## [WORK TO DO]
Reply with nothing except the number of lines that contain the word "sector".

━━━━━━━━━━━━━━━━━━━━

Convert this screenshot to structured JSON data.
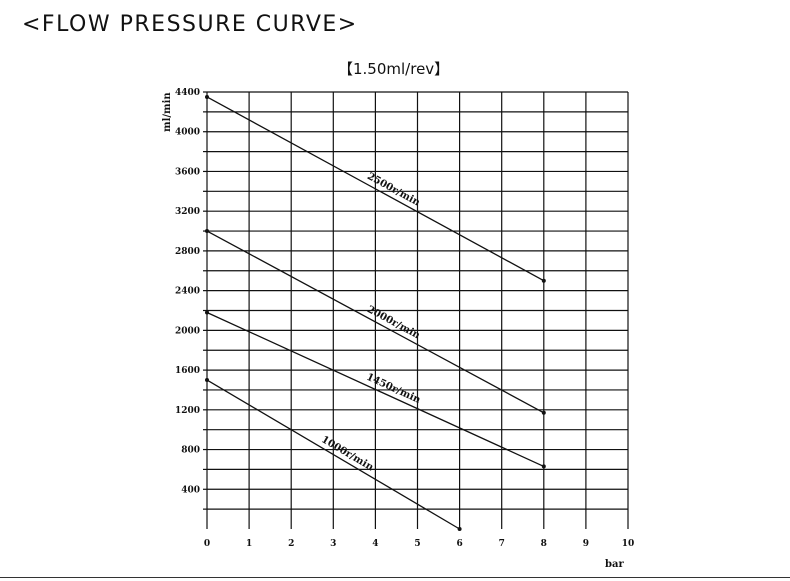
{
  "header": {
    "title": "<FLOW PRESSURE CURVE>",
    "subtitle": "【1.50ml/rev】"
  },
  "chart_data": {
    "type": "line",
    "title": "<FLOW PRESSURE CURVE>",
    "subtitle": "【1.50ml/rev】",
    "xlabel": "bar",
    "ylabel": "ml/min",
    "xlim": [
      0,
      10
    ],
    "ylim": [
      0,
      4400
    ],
    "xticks": [
      "0",
      "1",
      "2",
      "3",
      "4",
      "5",
      "6",
      "7",
      "8",
      "9",
      "10"
    ],
    "yticks": [
      "400",
      "800",
      "1200",
      "1600",
      "2000",
      "2400",
      "2800",
      "3200",
      "3600",
      "4000",
      "4400"
    ],
    "grid": true,
    "series": [
      {
        "name": "2500r/min",
        "x": [
          0,
          8
        ],
        "y": [
          4350,
          2500
        ]
      },
      {
        "name": "2000r/min",
        "x": [
          0,
          8
        ],
        "y": [
          3000,
          1170
        ]
      },
      {
        "name": "1450r/min",
        "x": [
          0,
          8
        ],
        "y": [
          2180,
          630
        ]
      },
      {
        "name": "1000r/min",
        "x": [
          0,
          6
        ],
        "y": [
          1500,
          0
        ]
      }
    ],
    "line_color": "#111111",
    "grid_color": "#111111"
  }
}
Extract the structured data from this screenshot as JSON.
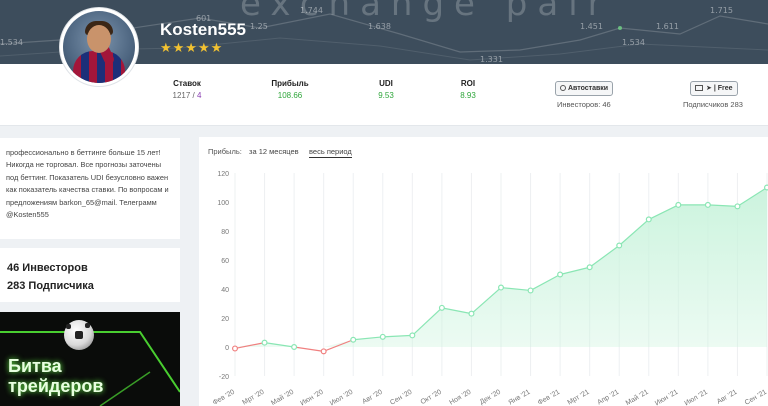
{
  "banner": {
    "word": "exchange pair",
    "numbers": [
      "601",
      "1.744",
      "1.638",
      "1.451",
      "1.534",
      "1.611",
      "1.715",
      "1.331",
      "1.534",
      "1.25"
    ]
  },
  "profile": {
    "username": "Kosten555",
    "stars": "★★★★★"
  },
  "stats": {
    "bets": {
      "label": "Ставок",
      "value_main": "1217",
      "value_sep": " / ",
      "value_alt": "4"
    },
    "profit": {
      "label": "Прибыль",
      "value": "108.66"
    },
    "udi": {
      "label": "UDI",
      "value": "9.53"
    },
    "roi": {
      "label": "ROI",
      "value": "8.93"
    }
  },
  "actions": {
    "autobets_label": "Автоставки",
    "investors_note": "Инвесторов: 46",
    "subscribe_label": "| Free",
    "subscribers_note": "Подписчиков 283"
  },
  "about": {
    "text": "профессионально в беттинге больше 15 лет! Никогда не торговал. Все прогнозы заточены под беттинг. Показатель UDI безусловно важен как показатель качества ставки. По вопросам и предложениям barkon_65@mail. Телеграмм @Kosten555"
  },
  "counts": {
    "investors": "46 Инвесторов",
    "subscribers": "283 Подписчика"
  },
  "promo": {
    "line1": "Битва",
    "line2": "трейдеров"
  },
  "chart_controls": {
    "label": "Прибыль:",
    "option_12m": "за 12 месяцев",
    "option_all": "весь период"
  },
  "colors": {
    "accent_green": "#2fa63b",
    "area_green": "#c9f3dc",
    "line_green": "#8ae6b4",
    "negative_red": "#f08080"
  },
  "chart_data": {
    "type": "area",
    "ylim": [
      -20,
      120
    ],
    "yticks": [
      -20,
      0,
      20,
      40,
      60,
      80,
      100,
      120
    ],
    "x": [
      "Фев '20",
      "Мрт '20",
      "Май '20",
      "Июн '20",
      "Июл '20",
      "Авг '20",
      "Сен '20",
      "Окт '20",
      "Ноя '20",
      "Дек '20",
      "Янв '21",
      "Фев '21",
      "Мрт '21",
      "Апр '21",
      "Май '21",
      "Июн '21",
      "Июл '21",
      "Авг '21",
      "Сен '21"
    ],
    "values": [
      -1,
      3,
      0,
      -3,
      5,
      7,
      8,
      27,
      23,
      41,
      39,
      50,
      55,
      70,
      88,
      98,
      98,
      97,
      110
    ],
    "grid": true
  }
}
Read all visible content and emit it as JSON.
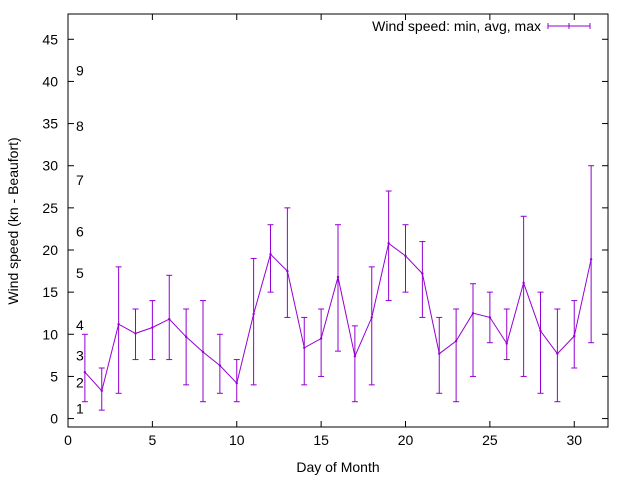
{
  "chart_data": {
    "type": "line",
    "title": "",
    "xlabel": "Day of Month",
    "ylabel": "Wind speed (kn - Beaufort)",
    "xlim": [
      0,
      32
    ],
    "ylim": [
      -1,
      48
    ],
    "x_ticks": [
      0,
      5,
      10,
      15,
      20,
      25,
      30
    ],
    "y_ticks": [
      0,
      5,
      10,
      15,
      20,
      25,
      30,
      35,
      40,
      45
    ],
    "grid": false,
    "legend_position": "top-right",
    "beaufort_labels": [
      {
        "label": "1",
        "value": 1.2
      },
      {
        "label": "2",
        "value": 4.3
      },
      {
        "label": "3",
        "value": 7.5
      },
      {
        "label": "4",
        "value": 11.1
      },
      {
        "label": "5",
        "value": 17.3
      },
      {
        "label": "6",
        "value": 22.2
      },
      {
        "label": "7",
        "value": 28.3
      },
      {
        "label": "8",
        "value": 34.7
      },
      {
        "label": "9",
        "value": 41.3
      }
    ],
    "series": [
      {
        "name": "Wind speed: min, avg, max",
        "color": "#9400d3",
        "x": [
          1,
          2,
          3,
          4,
          5,
          6,
          7,
          8,
          9,
          10,
          11,
          12,
          13,
          14,
          15,
          16,
          17,
          18,
          19,
          20,
          21,
          22,
          23,
          24,
          25,
          26,
          27,
          28,
          29,
          30,
          31
        ],
        "avg": [
          5.5,
          3.3,
          11.2,
          10.1,
          10.8,
          11.8,
          9.7,
          7.9,
          6.3,
          4.2,
          12.4,
          19.5,
          17.5,
          8.4,
          9.5,
          16.8,
          7.4,
          12.0,
          20.8,
          19.3,
          17.2,
          7.7,
          9.2,
          12.5,
          12.0,
          8.9,
          16.1,
          10.4,
          7.7,
          9.8,
          18.9
        ],
        "min": [
          2,
          1,
          3,
          7,
          7,
          7,
          4,
          2,
          3,
          2,
          4,
          15,
          12,
          4,
          5,
          8,
          2,
          4,
          14,
          15,
          12,
          3,
          2,
          5,
          9,
          7,
          5,
          3,
          2,
          6,
          9
        ],
        "max": [
          10,
          6,
          18,
          13,
          14,
          17,
          13,
          14,
          10,
          7,
          19,
          23,
          25,
          12,
          13,
          23,
          11,
          18,
          27,
          23,
          21,
          12,
          13,
          16,
          15,
          13,
          24,
          15,
          13,
          14,
          30
        ]
      }
    ]
  }
}
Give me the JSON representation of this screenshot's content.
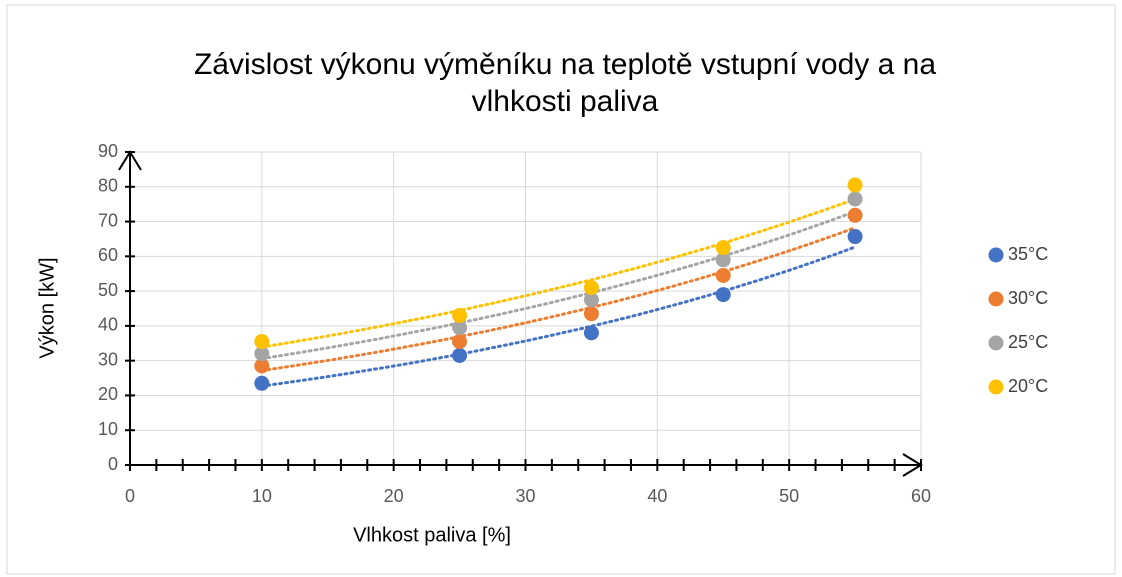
{
  "chart_data": {
    "type": "scatter",
    "title": [
      "Závislost výkonu výměníku na teplotě vstupní vody a na",
      "vlhkosti paliva"
    ],
    "x_label": "Vlhkost paliva [%]",
    "y_label": "Výkon [kW]",
    "x": [
      10,
      25,
      35,
      45,
      55
    ],
    "series": [
      {
        "name": "35°C",
        "color": "#4472c4",
        "values": [
          23.5,
          31.5,
          38,
          49,
          65.7
        ]
      },
      {
        "name": "30°C",
        "color": "#ed7d31",
        "values": [
          28.5,
          35.5,
          43.5,
          54.5,
          71.8
        ]
      },
      {
        "name": "25°C",
        "color": "#a5a5a5",
        "values": [
          32,
          39.5,
          47.5,
          59,
          76.5
        ]
      },
      {
        "name": "20°C",
        "color": "#ffc000",
        "values": [
          35.5,
          43,
          51,
          62.5,
          80.5
        ]
      }
    ],
    "xlim": [
      0,
      60
    ],
    "xticks": [
      0,
      10,
      20,
      30,
      40,
      50,
      60
    ],
    "ylim": [
      0,
      90
    ],
    "yticks": [
      0,
      10,
      20,
      30,
      40,
      50,
      60,
      70,
      80,
      90
    ],
    "grid": true,
    "trendline": "exponential",
    "legend": "right"
  }
}
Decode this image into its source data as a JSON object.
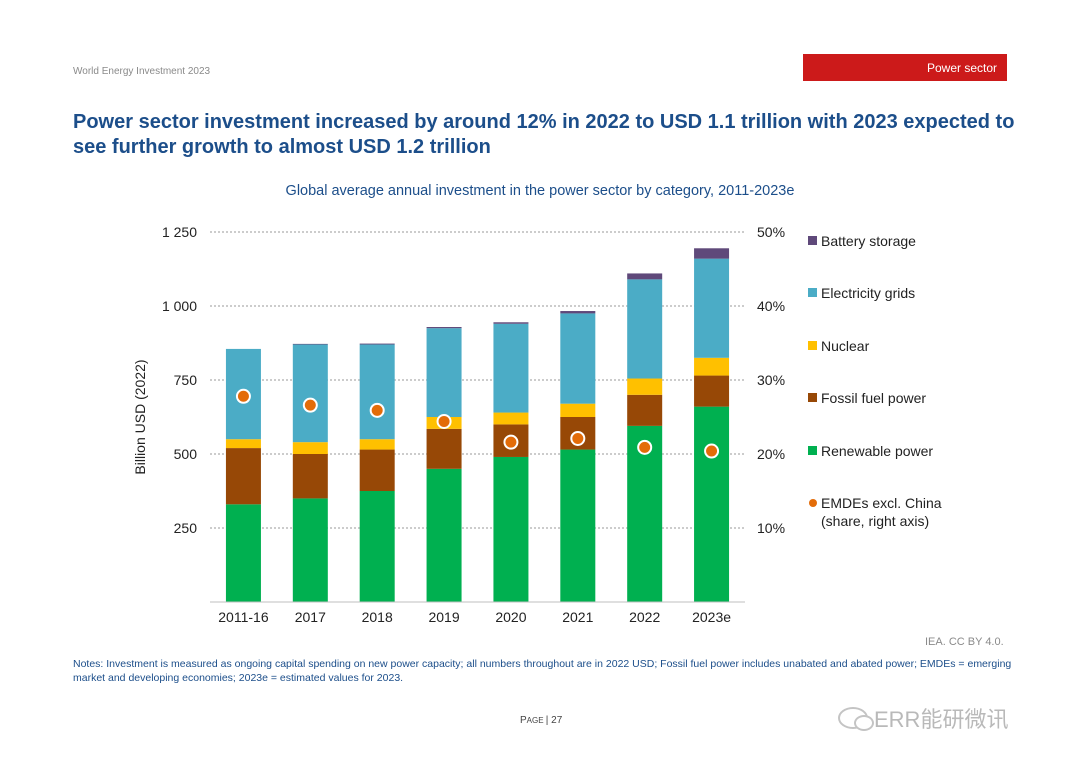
{
  "header": {
    "running_title": "World Energy Investment 2023",
    "section_label": "Power sector",
    "headline": "Power sector investment increased by around 12% in 2022 to USD 1.1 trillion with 2023 expected to see further growth to almost USD 1.2 trillion"
  },
  "chart_data": {
    "type": "bar",
    "stacked": true,
    "title": "Global average annual investment in the power sector by category, 2011-2023e",
    "ylabel": "Billion USD (2022)",
    "xlabel": "",
    "ylim": [
      0,
      1250
    ],
    "y_ticks": [
      250,
      500,
      750,
      1000,
      1250
    ],
    "y_tick_labels": [
      "250",
      "500",
      "750",
      "1 000",
      "1 250"
    ],
    "y2lim": [
      0,
      50
    ],
    "y2_ticks": [
      10,
      20,
      30,
      40,
      50
    ],
    "y2_tick_labels": [
      "10%",
      "20%",
      "30%",
      "40%",
      "50%"
    ],
    "grid": true,
    "legend_position": "right",
    "categories": [
      "2011-16",
      "2017",
      "2018",
      "2019",
      "2020",
      "2021",
      "2022",
      "2023e"
    ],
    "series": [
      {
        "name": "Renewable power",
        "color": "#00b050",
        "values": [
          330,
          350,
          375,
          450,
          490,
          515,
          595,
          660
        ]
      },
      {
        "name": "Fossil fuel power",
        "color": "#974806",
        "values": [
          190,
          150,
          140,
          135,
          110,
          110,
          105,
          105
        ]
      },
      {
        "name": "Nuclear",
        "color": "#ffc000",
        "values": [
          30,
          40,
          35,
          40,
          40,
          45,
          55,
          60
        ]
      },
      {
        "name": "Electricity grids",
        "color": "#4bacc6",
        "values": [
          305,
          330,
          320,
          300,
          300,
          305,
          335,
          335
        ]
      },
      {
        "name": "Battery storage",
        "color": "#5f497a",
        "values": [
          0,
          2,
          3,
          4,
          5,
          8,
          20,
          35
        ]
      }
    ],
    "line_series": {
      "name": "EMDEs excl. China\n(share, right axis)",
      "color": "#e36c09",
      "axis": "right",
      "values": [
        27.8,
        26.6,
        25.9,
        24.4,
        21.6,
        22.1,
        20.9,
        20.4
      ]
    },
    "legend_order": [
      "Battery storage",
      "Electricity grids",
      "Nuclear",
      "Fossil fuel power",
      "Renewable power",
      "EMDEs excl. China\n(share, right axis)"
    ]
  },
  "footer": {
    "credit": "IEA. CC BY 4.0.",
    "notes": "Notes: Investment is measured as ongoing capital spending on new power capacity; all numbers throughout are in 2022 USD; Fossil fuel power includes unabated and abated power; EMDEs = emerging market and developing economies; 2023e = estimated values for 2023.",
    "page_label": "Page | 27",
    "watermark": "ERR能研微讯"
  }
}
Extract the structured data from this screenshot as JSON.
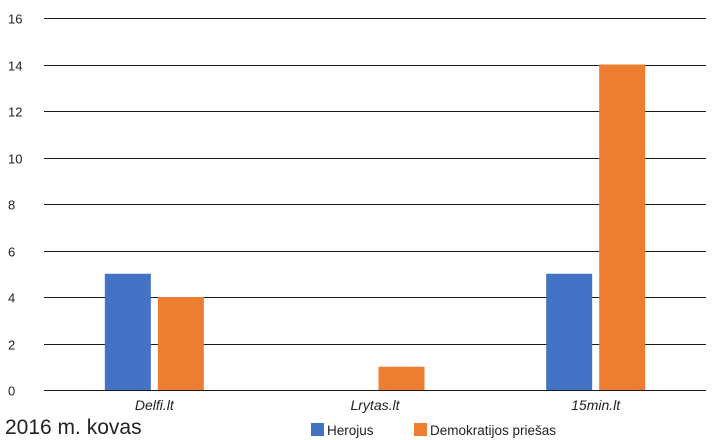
{
  "caption": "2016 m. kovas",
  "chart_data": {
    "type": "bar",
    "categories": [
      "Delfi.lt",
      "Lrytas.lt",
      "15min.lt"
    ],
    "series": [
      {
        "name": "Herojus",
        "values": [
          5,
          0,
          5
        ],
        "color": "#4472C4"
      },
      {
        "name": "Demokratijos priešas",
        "values": [
          4,
          1,
          14
        ],
        "color": "#ED7D31"
      }
    ],
    "title": "",
    "xlabel": "",
    "ylabel": "",
    "ylim": [
      0,
      16
    ],
    "yticks": [
      "0",
      "2",
      "4",
      "6",
      "8",
      "10",
      "12",
      "14",
      "16"
    ],
    "grid": true,
    "legend_position": "bottom"
  }
}
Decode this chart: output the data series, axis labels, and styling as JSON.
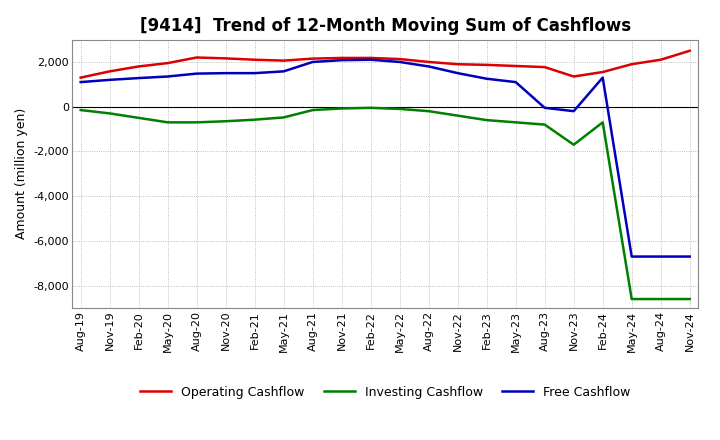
{
  "title": "[9414]  Trend of 12-Month Moving Sum of Cashflows",
  "ylabel": "Amount (million yen)",
  "xlabels": [
    "Aug-19",
    "Nov-19",
    "Feb-20",
    "May-20",
    "Aug-20",
    "Nov-20",
    "Feb-21",
    "May-21",
    "Aug-21",
    "Nov-21",
    "Feb-22",
    "May-22",
    "Aug-22",
    "Nov-22",
    "Feb-23",
    "May-23",
    "Aug-23",
    "Nov-23",
    "Feb-24",
    "May-24",
    "Aug-24",
    "Nov-24"
  ],
  "operating": [
    1300,
    1580,
    1800,
    1950,
    2200,
    2160,
    2100,
    2060,
    2150,
    2180,
    2180,
    2130,
    2000,
    1900,
    1870,
    1820,
    1770,
    1350,
    1550,
    1900,
    2100,
    2500
  ],
  "investing": [
    -150,
    -300,
    -500,
    -700,
    -700,
    -650,
    -580,
    -480,
    -150,
    -80,
    -50,
    -100,
    -200,
    -400,
    -600,
    -700,
    -800,
    -1700,
    -700,
    -8600,
    -8600,
    -8600
  ],
  "free": [
    1100,
    1200,
    1280,
    1350,
    1480,
    1500,
    1500,
    1580,
    2000,
    2080,
    2100,
    2000,
    1800,
    1500,
    1250,
    1100,
    -50,
    -200,
    1300,
    -6700,
    -6700,
    -6700
  ],
  "operating_color": "#dd0000",
  "investing_color": "#008000",
  "free_color": "#0000bb",
  "ylim": [
    -9000,
    3000
  ],
  "yticks": [
    -8000,
    -6000,
    -4000,
    -2000,
    0,
    2000
  ],
  "background_color": "#ffffff",
  "grid_color": "#aaaaaa",
  "title_fontsize": 12,
  "legend_fontsize": 9,
  "tick_fontsize": 8
}
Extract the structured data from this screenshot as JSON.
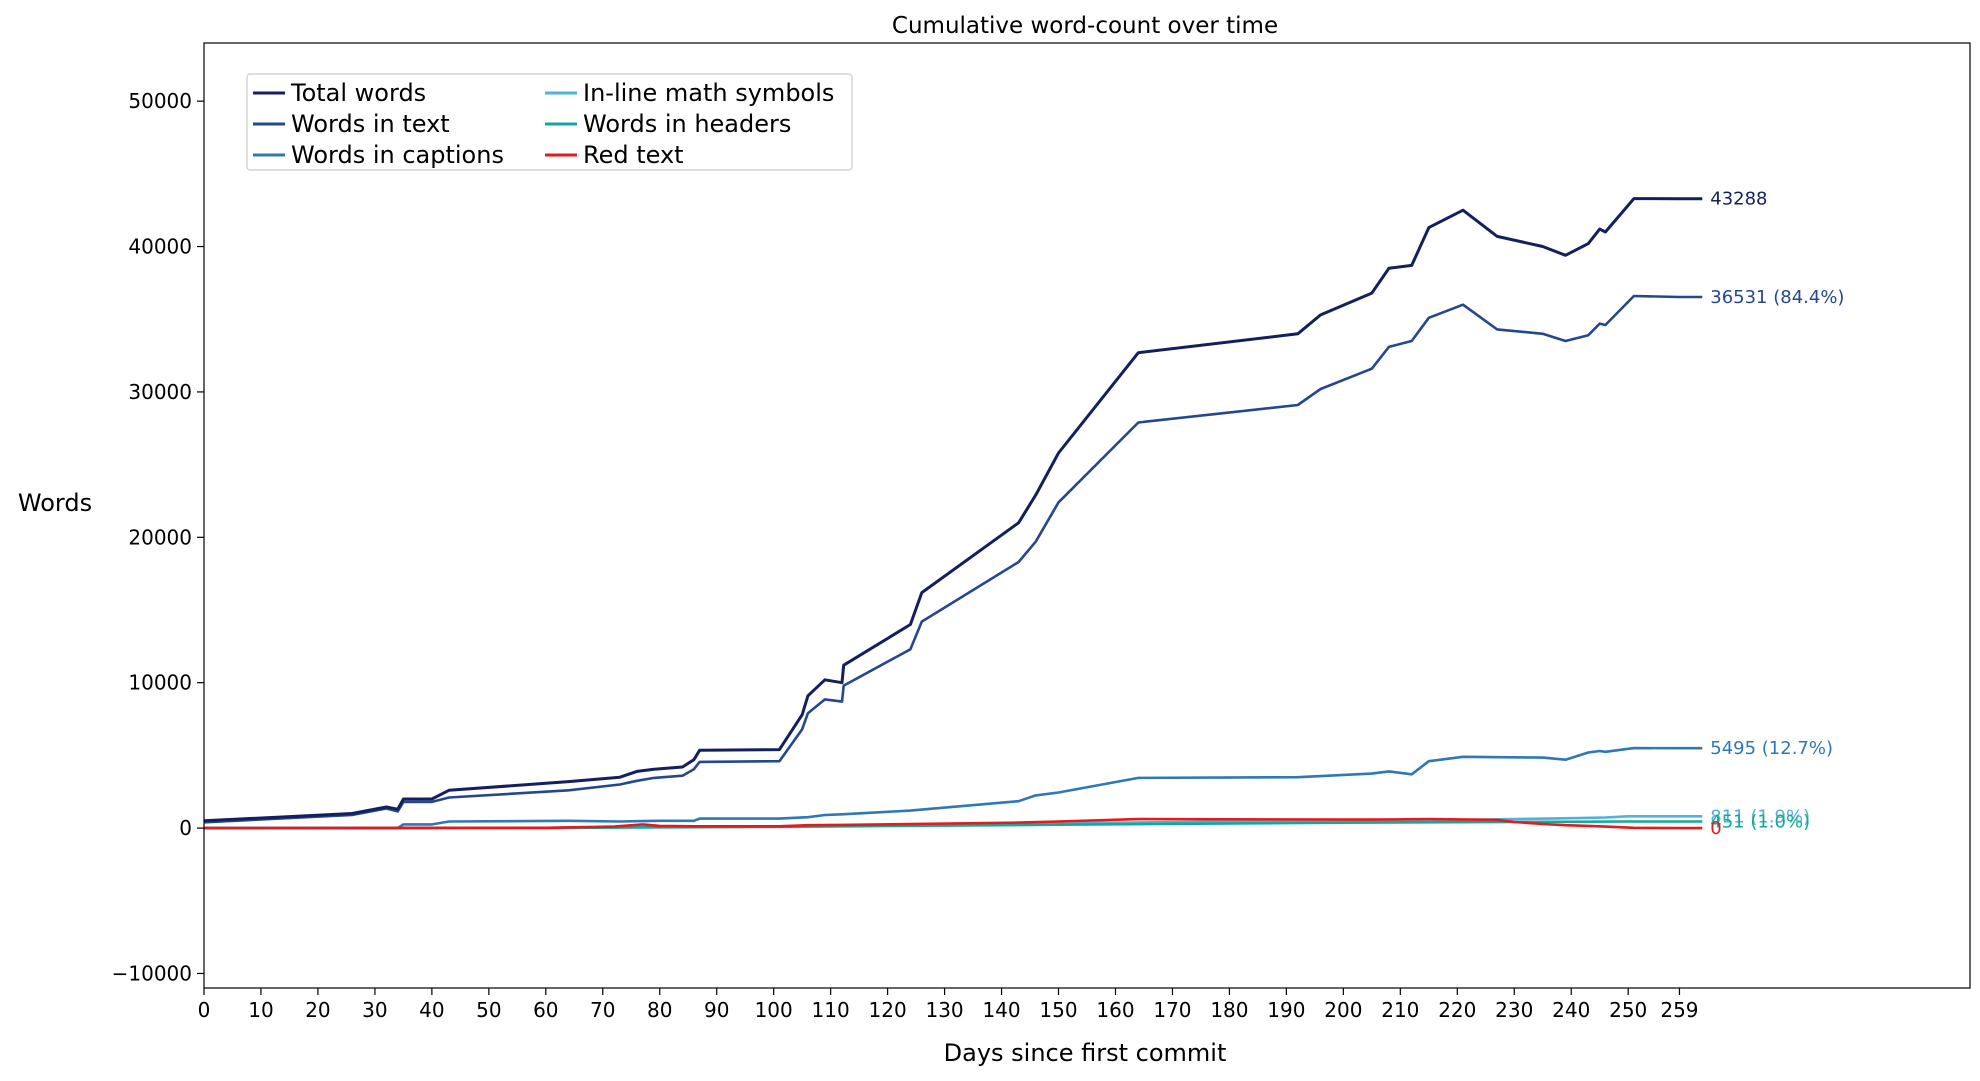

━━━━━━━━━━━━━━━━━━━━

## [RESULT OF THE EXERCISE]
3